Package 'betaper'

Title: Taxonomic Uncertainty on Multivariate Analyses of Ecological Data
Description: Permutational method to incorporate taxonomic uncertainty and some functions to assess its effects on parameters of some widely used multivariate methods in ecology, as explained in Cayuela et al. (2011) <doi:10.1111/j.1600-0587.2009.05899.x>.
Authors: Luis Cayuela and Marcelino de la Cruz
Maintainer: Luis Cayuela <[email protected]>
License: GPL (>= 2)
Version: 1.1-2
Built: 2025-01-25 03:18:10 UTC
Source: https://github.com/cran/betaper

Help Index


Function to assess the efects of taxonomic uncertainty on permutational multivariate analysis of variance using distance matrices

Description

This function asses the effects of taxonomic uncertainty on the R2 coefficients and the p-values of a permutational multivariate analysis of variance using distance matrices.

Usage

adonis_pertables(formula = X ~ ., data, permutations = 5, method = "bray")
## S3 method for class 'adonis_pertables'
plot(x, ...)

Arguments

formula

A typical model formula such as 'Y ~ A + B*C', but where 'Y' is a pertables object (i.e. a list of simulated community data matrices obtained with pertables; 'A', 'B', and 'C' may be factors or continuous variables.

(Entries drawn from a collection)
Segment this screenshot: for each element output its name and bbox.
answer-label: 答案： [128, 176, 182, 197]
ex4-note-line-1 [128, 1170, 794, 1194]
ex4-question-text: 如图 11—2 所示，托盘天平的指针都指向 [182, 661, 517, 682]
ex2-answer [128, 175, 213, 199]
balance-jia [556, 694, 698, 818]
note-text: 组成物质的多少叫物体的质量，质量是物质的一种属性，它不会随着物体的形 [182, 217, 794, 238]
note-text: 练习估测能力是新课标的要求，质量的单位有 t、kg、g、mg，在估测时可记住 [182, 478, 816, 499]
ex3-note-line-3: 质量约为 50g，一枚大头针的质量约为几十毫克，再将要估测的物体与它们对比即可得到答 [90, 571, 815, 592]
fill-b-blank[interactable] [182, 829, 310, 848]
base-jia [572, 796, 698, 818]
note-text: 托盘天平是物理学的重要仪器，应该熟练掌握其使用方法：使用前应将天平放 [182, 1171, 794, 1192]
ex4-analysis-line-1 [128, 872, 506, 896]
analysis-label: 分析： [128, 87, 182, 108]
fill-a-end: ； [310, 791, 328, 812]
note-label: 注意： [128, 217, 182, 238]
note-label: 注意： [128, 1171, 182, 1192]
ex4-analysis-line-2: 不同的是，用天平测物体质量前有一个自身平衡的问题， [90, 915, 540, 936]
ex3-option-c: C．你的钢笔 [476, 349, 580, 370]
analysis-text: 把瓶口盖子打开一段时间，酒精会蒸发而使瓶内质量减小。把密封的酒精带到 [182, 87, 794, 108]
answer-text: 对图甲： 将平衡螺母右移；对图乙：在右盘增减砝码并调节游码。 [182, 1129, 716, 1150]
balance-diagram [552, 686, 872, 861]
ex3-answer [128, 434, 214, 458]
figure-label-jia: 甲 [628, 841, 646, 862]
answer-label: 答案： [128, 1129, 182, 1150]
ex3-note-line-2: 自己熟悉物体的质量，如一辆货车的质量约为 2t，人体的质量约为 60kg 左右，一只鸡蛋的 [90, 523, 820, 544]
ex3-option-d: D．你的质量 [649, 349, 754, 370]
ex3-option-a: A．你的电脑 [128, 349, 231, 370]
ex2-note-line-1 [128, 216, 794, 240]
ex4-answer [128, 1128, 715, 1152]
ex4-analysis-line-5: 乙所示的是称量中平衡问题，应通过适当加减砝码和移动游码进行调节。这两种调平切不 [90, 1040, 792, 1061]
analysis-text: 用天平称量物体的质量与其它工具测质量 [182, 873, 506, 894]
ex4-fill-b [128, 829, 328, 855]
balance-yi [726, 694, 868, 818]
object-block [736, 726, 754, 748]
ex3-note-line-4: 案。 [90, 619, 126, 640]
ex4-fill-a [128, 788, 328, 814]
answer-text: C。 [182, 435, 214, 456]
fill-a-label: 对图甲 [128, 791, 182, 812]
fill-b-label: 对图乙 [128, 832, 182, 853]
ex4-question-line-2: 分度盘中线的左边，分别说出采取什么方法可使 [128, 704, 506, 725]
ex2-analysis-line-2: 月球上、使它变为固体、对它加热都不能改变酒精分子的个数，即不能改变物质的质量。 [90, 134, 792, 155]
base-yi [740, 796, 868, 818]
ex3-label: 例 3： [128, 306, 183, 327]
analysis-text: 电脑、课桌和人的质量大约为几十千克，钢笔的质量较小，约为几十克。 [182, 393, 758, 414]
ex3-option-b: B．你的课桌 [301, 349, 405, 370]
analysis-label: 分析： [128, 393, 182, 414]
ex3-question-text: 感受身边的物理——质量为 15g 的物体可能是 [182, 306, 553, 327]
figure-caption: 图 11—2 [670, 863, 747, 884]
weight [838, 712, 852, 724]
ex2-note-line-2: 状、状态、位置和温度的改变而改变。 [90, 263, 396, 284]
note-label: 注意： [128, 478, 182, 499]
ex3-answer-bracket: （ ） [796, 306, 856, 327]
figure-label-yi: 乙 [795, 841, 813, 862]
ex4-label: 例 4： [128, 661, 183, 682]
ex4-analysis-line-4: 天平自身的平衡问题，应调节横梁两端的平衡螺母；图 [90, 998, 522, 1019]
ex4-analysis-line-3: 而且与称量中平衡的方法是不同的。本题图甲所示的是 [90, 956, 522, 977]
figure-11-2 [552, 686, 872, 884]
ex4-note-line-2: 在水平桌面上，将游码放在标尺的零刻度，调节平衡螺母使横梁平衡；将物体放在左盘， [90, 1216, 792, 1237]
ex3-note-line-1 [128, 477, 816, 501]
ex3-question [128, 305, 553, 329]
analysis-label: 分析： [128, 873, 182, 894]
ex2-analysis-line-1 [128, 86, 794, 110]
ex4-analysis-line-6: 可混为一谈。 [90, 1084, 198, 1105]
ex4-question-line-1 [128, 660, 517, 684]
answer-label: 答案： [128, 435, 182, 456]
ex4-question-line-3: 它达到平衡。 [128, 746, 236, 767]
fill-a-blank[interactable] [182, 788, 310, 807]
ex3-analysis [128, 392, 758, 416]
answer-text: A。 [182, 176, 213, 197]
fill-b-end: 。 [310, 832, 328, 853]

* _To-do list_
a: Under what license does the betaper package page say the package is distributed?
b: Write out the betaper package page from "Function to assess" to "using distance matrices.", swapping "p-values" for "significance levels".

* _Solutions by task_
a: GPL (>= 2)

b:
Function to assess the efects of taxonomic uncertainty on permutational multivariate analysis of variance using distance matrices

Description

This function asses the effects of taxonomic uncertainty on the R2 coefficients and the significance levels of a permutational multivariate analysis of variance using distance matrices.